# START OF Text section

I have seen this scene a few times. I've never been inclined to think "wow, the Seaview is white on the bottom". The movement is fast enough, that it appears that the underside is merely reflecting light. 

And there are enough underwater shots of her underside, that suggest the _intent_ was that she appear the same color all over.

I am not trashing anyone's models, period. Shoot, I painted my best-effort Aurora Seaview a blue-green, because that's how she looked underwater! 

I have a related question: what real submarines have been painted white, on their lower hulls? 



John P said:


> And the original TV Enterprise was concrete gray overall, no metallic...


It's been a while, since I read about this. The point is, the ship consistently looks white on TV. If they had _wanted_ her to look grey, they certainly had the smarts, to pull it off.


----------



## John P (Sep 1, 1999)

Really? 'Cause I never thoguht it looked white on TV - medium gray-blue, maybe.

here's some underwater shots of the Seaview from the pilot movie, with it's definitely-white belly:
http://inpayne.com/seaview/seaviewpics.html
(Scroll down)


----------



## Brent Gair (Jun 26, 1999)

John beat me to it but for those of you too impatient to load JP's page, here's the condensed version of my own screen grabs (and, no matter how you rationalize it, the Seaview is painted white on the underside):


----------



## bert model maker (Feb 19, 2002)

thats how i plan on painting mine


----------



## toyroy (Jul 17, 2005)

Brent Gair said:


> John beat me to it but for those of you too impatient to load JP's page, here's the condensed version of my own screen grabs (and, no matter how you rationalize it, the Seaview is painted white on the underside)...


No, the Seaview PROP is painted white, on the underside. No matter how YOU rationalize it, there is a difference between what is used to create the illusion, and the subject of the intended illusion seen on screen. 

Individual frames will reveal the sleight-of-hand used in motion pictures. To me, the intent of the filmmaker is seen only at 24 fps.

Evidently, some of you want your models to look the same as the props. I want my models to look like the full-size subjects they represent on screen.


----------



## Dave Hussey (Nov 20, 1998)

I subscribe to the "paint the model like it appears on the screen, don't paint it like the prop" theory.

But I painted my Seaview white on the bottom because that is the way it always looked to me on TV.

Huzz


----------



## toyroy (Jul 17, 2005)

What color is the model in Nelson's office?


----------



## John P (Sep 1, 1999)

toyroy said:


> No, the Seaview PROP is painted white, on the underside. No matter how YOU rationalize it, there is a difference between what is used to create the illusion, and the subject of the intended illusion seen on screen.
> 
> Individual frames will reveal the sleight-of-hand used in motion pictures. To me, the intent of the filmmaker is seen only at 24 fps.
> 
> Evidently, some of you want your models to look the same as the props. I want my models to look like the full-size subjects they represent on screen.


 Oh good lord ... :freak:


----------



## Y3a (Jan 18, 2001)

toyroy said:


> No, the Seaview PROP is painted white, on the underside. No matter how YOU rationalize it, there is a difference between what is used to create the illusion, and the subject of the intended illusion seen on screen.

# END OF Text section

* [Given exercise 1] In the Seaview paint thread, why does the first poster never take the Seaview's white underside to be its actual color? Answer in one to three sentences.
* [Given exercise 2] Carry on the Seaview paint thread from the point at which it stops.

# START OF Information provided

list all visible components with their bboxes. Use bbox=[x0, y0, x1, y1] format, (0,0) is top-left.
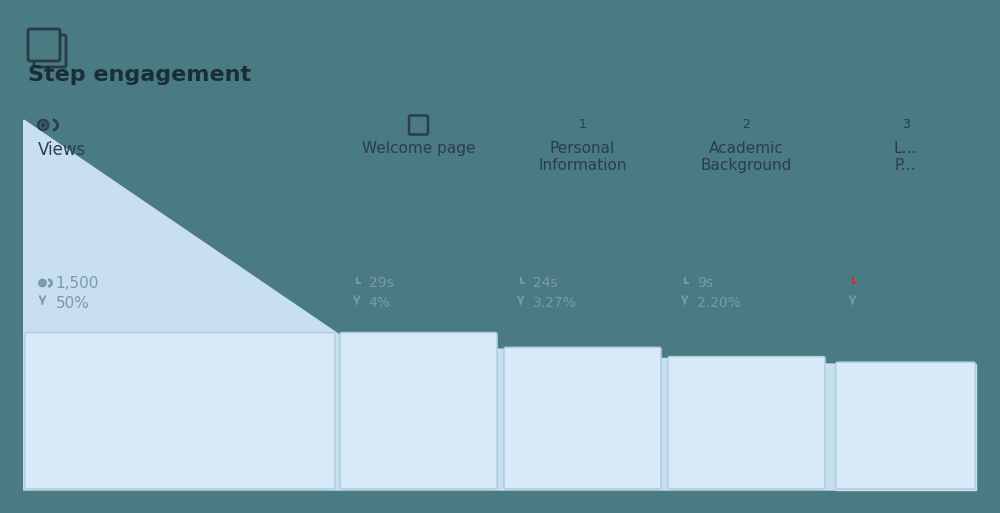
FancyBboxPatch shape bbox=[668, 357, 825, 489]
FancyBboxPatch shape bbox=[504, 347, 661, 489]
Text: L...
P...: L... P... bbox=[894, 141, 917, 173]
Text: 4%: 4% bbox=[369, 296, 391, 310]
Circle shape bbox=[41, 282, 44, 284]
Text: Personal
Information: Personal Information bbox=[538, 141, 627, 173]
Text: 3: 3 bbox=[902, 119, 909, 131]
Text: 3.27%: 3.27% bbox=[533, 296, 576, 310]
Polygon shape bbox=[667, 359, 835, 490]
Text: Views: Views bbox=[38, 141, 87, 159]
Polygon shape bbox=[24, 120, 339, 490]
Text: 50%: 50% bbox=[55, 295, 89, 310]
Text: 29s: 29s bbox=[369, 276, 393, 290]
Text: 9s: 9s bbox=[697, 276, 713, 290]
FancyBboxPatch shape bbox=[25, 332, 335, 489]
Text: 1: 1 bbox=[579, 119, 586, 131]
Text: 1,500: 1,500 bbox=[55, 275, 99, 290]
Text: Academic
Background: Academic Background bbox=[701, 141, 792, 173]
Text: 24s: 24s bbox=[533, 276, 557, 290]
Polygon shape bbox=[835, 364, 976, 490]
Circle shape bbox=[41, 123, 45, 127]
Text: Step engagement: Step engagement bbox=[28, 65, 251, 85]
FancyBboxPatch shape bbox=[28, 29, 60, 61]
FancyBboxPatch shape bbox=[340, 332, 497, 489]
Polygon shape bbox=[503, 349, 667, 490]
Polygon shape bbox=[339, 334, 503, 490]
FancyBboxPatch shape bbox=[836, 362, 975, 489]
Text: 2: 2 bbox=[743, 119, 750, 131]
Text: 2.20%: 2.20% bbox=[697, 296, 740, 310]
FancyBboxPatch shape bbox=[34, 35, 66, 67]
Text: Welcome page: Welcome page bbox=[362, 141, 475, 156]
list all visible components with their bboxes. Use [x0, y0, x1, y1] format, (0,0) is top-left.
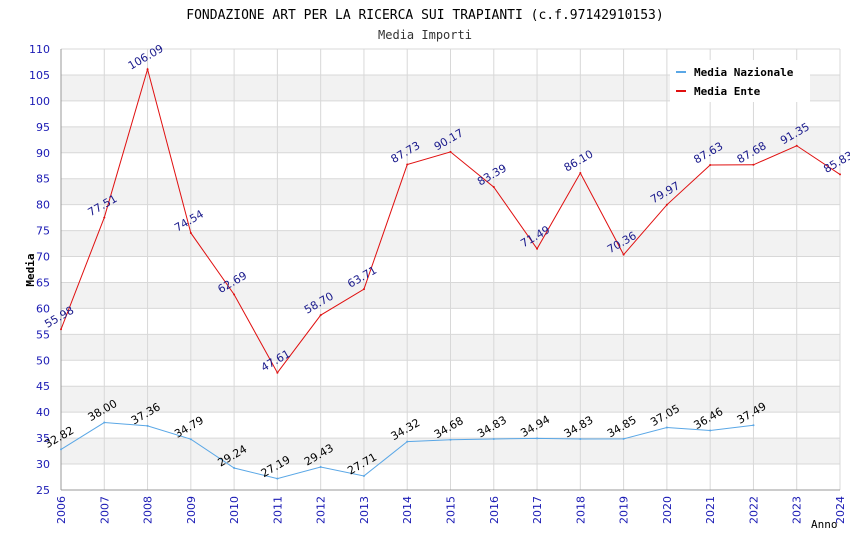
y-tick-label: 105	[29, 69, 50, 82]
data-point	[60, 448, 62, 451]
data-point	[276, 371, 279, 374]
data-point	[319, 314, 322, 317]
y-tick-label: 40	[36, 406, 50, 419]
data-point	[189, 438, 192, 441]
x-axis-label: Anno	[811, 518, 838, 531]
data-point	[146, 68, 149, 71]
data-label: 34.83	[562, 413, 596, 440]
chart-subtitle: Media Importi	[378, 28, 472, 42]
data-point	[146, 424, 149, 427]
x-tick-label: 2012	[315, 496, 328, 524]
data-point	[665, 203, 668, 206]
data-point	[622, 253, 625, 256]
data-point	[276, 477, 279, 480]
data-label: 34.79	[172, 414, 206, 441]
data-point	[233, 293, 236, 296]
y-tick-label: 60	[36, 302, 50, 315]
data-label: 106.09	[126, 42, 166, 73]
data-point	[406, 163, 409, 166]
x-tick-label: 2024	[834, 496, 847, 524]
legend-label: Media Ente	[694, 85, 761, 98]
y-tick-label: 25	[36, 484, 50, 497]
data-point	[362, 288, 365, 291]
y-tick-label: 80	[36, 199, 50, 212]
y-tick-label: 65	[36, 276, 50, 289]
data-point	[709, 429, 712, 432]
data-point	[709, 164, 712, 167]
x-tick-label: 2008	[142, 496, 155, 524]
y-tick-label: 70	[36, 251, 50, 264]
y-tick-label: 110	[29, 43, 50, 56]
data-point	[665, 426, 668, 429]
y-tick-label: 75	[36, 225, 50, 238]
data-point	[492, 437, 495, 440]
y-tick-label: 100	[29, 95, 50, 108]
x-tick-label: 2015	[445, 496, 458, 524]
x-tick-label: 2019	[618, 496, 631, 524]
legend-box	[670, 60, 810, 102]
data-point	[189, 231, 192, 234]
x-tick-label: 2022	[747, 496, 760, 524]
y-tick-label: 90	[36, 147, 50, 160]
data-point	[233, 467, 236, 470]
x-tick-label: 2006	[55, 496, 68, 524]
data-point	[622, 437, 625, 440]
data-point	[406, 440, 409, 443]
data-point	[103, 421, 106, 424]
x-tick-label: 2011	[271, 496, 284, 524]
data-point	[492, 186, 495, 189]
x-tick-label: 2009	[185, 496, 198, 524]
y-tick-label: 45	[36, 380, 50, 393]
x-tick-label: 2023	[791, 496, 804, 524]
x-tick-label: 2010	[228, 496, 241, 524]
y-axis-label: Media	[24, 253, 37, 286]
data-label: 34.68	[432, 414, 466, 441]
x-tick-label: 2021	[704, 496, 717, 524]
data-point	[449, 150, 452, 153]
y-tick-label: 95	[36, 121, 50, 134]
legend: Media Nazionale Media Ente	[670, 60, 810, 102]
legend-label: Media Nazionale	[694, 66, 794, 79]
data-point	[579, 437, 582, 440]
data-point	[60, 328, 62, 331]
y-tick-label: 85	[36, 173, 50, 186]
x-tick-label: 2013	[358, 496, 371, 524]
data-point	[536, 247, 539, 250]
data-point	[319, 466, 322, 469]
chart-title: FONDAZIONE ART PER LA RICERCA SUI TRAPIA…	[186, 8, 663, 23]
x-tick-label: 2007	[98, 496, 111, 524]
data-point	[362, 474, 365, 477]
data-point	[579, 171, 582, 174]
x-tick-label: 2017	[531, 496, 544, 524]
data-point	[752, 163, 755, 166]
data-point	[449, 438, 452, 441]
data-label: 34.83	[475, 413, 509, 440]
x-tick-label: 2018	[574, 496, 587, 524]
data-point	[103, 216, 106, 219]
plot-area: 25 30 35 40 45 50 55 60 65 70 75 80 85 90 95 100 105 110 2…	[29, 42, 850, 524]
data-point	[839, 173, 841, 176]
y-tick-label: 55	[36, 328, 50, 341]
y-tick-label: 50	[36, 354, 50, 367]
x-tick-label: 2020	[661, 496, 674, 524]
y-tick-label: 35	[36, 432, 50, 445]
data-label: 34.94	[518, 413, 552, 440]
data-point	[536, 437, 539, 440]
data-point	[752, 424, 755, 427]
x-tick-label: 2014	[401, 496, 414, 524]
y-tick-label: 30	[36, 458, 50, 471]
data-point	[795, 144, 798, 147]
x-tick-label: 2016	[488, 496, 501, 524]
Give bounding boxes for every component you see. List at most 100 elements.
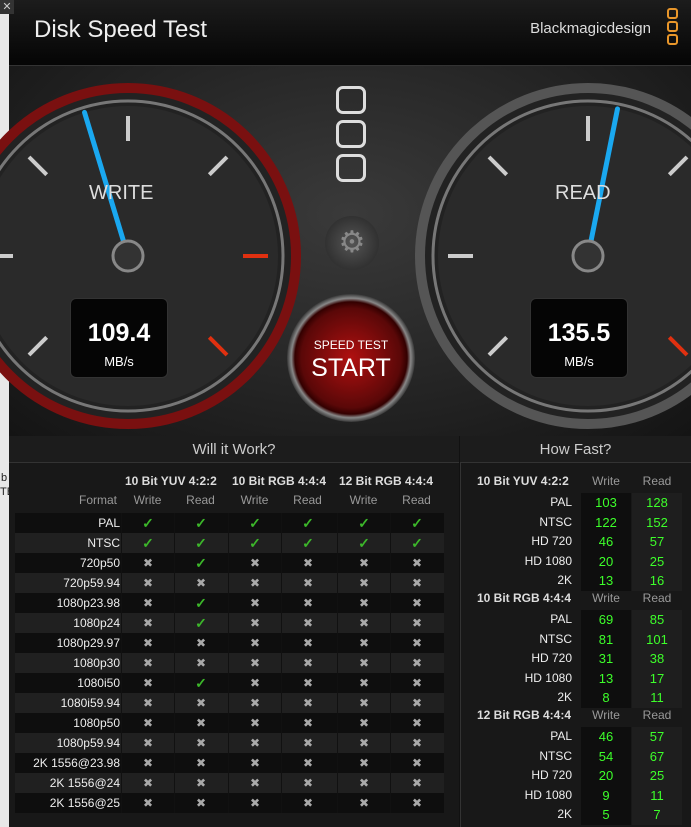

# END OF Information provided

* [Task response 1] The poster says the movement in that scene is fast enough that the underside appears to be merely reflecting light. The poster adds that many underwater shots of her underside suggest the intent was for her to look the same color all over.

* [Task response 2]
> 
> Individual frames will reveal the sleight-of-hand used in motion pictures. To me, the intent of the filmmaker is seen only at 24 fps.
> 
> Evidently, some of you want your models to look the same as the props. I want my models to look like the full-size subjects they represent on screen.


Too many 'shrooms there Toy??

So, is the Seaview Light blue, or grey? What kind of grey? are the lights a bright yellow, or white? 

IF you do the model like the props, and photograph them like the props, YOU KNOW WHAT YOU HAVE??? Photos of the Seaview that look like the one on film. Jeez.


----------



## Dave Hussey (Nov 20, 1998)

Now now, let's be nice.

Besides, I have it on good authority that the Seaview in the black and white episodes was actually painted different shades of pink. Its true. Monsters in Motion even tried to replicate that in their resin kit, although they did it on the later 4 window version:

http://www.culttvman.com/monsters_in_motion_seaview_rev.html

Huzz


----------



## toyroy (Jul 17, 2005)

Y3a said:


> Too many 'shrooms there Toy??


Not that I'm complaining, but how long _do_ I play the red-shirted phasor target? 



Y3a said:


> So, is the Seaview Light blue, or grey? What kind of grey? are the lights a bright yellow, or white?


Exactly. 



Y3a said:


> IF you do the model like the props, and photograph them like the props, YOU KNOW WHAT YOU HAVE??? Photos of the Seaview that look like the one on film. Jeez.


Ahhhhhhhhhh. You guys all have fish aquariums. I get it. :drunk:


----------



## Carson Dyle (May 7, 2003)

For what it's worth, the underside of the eight-windowed _Seaview_ is not "white" but a very light shade of grey.


----------



## John P (Sep 1, 1999)

Then use ModelMaster "Light Gray," which is basically off-white. I almost went with that too, but the stills of the emergency blow from the movie make it look more white to me.


----------



## Y3a (Jan 18, 2001)

toyroy said:


> Not that I'm complaining, but how long _do_ I play the red-shirted phasor target?


Until you finish your paper Jupiter 2...


LOL


----------



## Carson Dyle (May 7, 2003)

John P said:


> ...the stills of the emergency blow from the movie make it look more white to me.


Kinda like the TV _Enterprise_ looks white.  

These color scheme arguments always crack me up.


----------



## bert model maker (Feb 19, 2002)

yep here is my 100 Gallon aquarium !


----------



## bert model maker (Feb 19, 2002)

toyroy said:


> Not that I'm complaining, but how long _do_ I play the red-shirted phasor target?
> 
> Exactly.
> 
> ...


 yep sure do


----------



## Dave Hussey (Nov 20, 1998)

Its very very very light black on bottom, and only very light black everywhere else.

Huzz


----------



## Brent Gair (Jun 26, 1999)

This is the great thing about modeling BBs. Where else will people look at a picture of white and find ways to explain why it isn't really white?


----------



## toyroy (Jul 17, 2005)

Yes Brent, there really is a Seaview.


----------



## John P (Sep 1, 1999)

Yes, there really is. It's a 12-foot long model with a gray top and a white bottom. That's the real Seaview.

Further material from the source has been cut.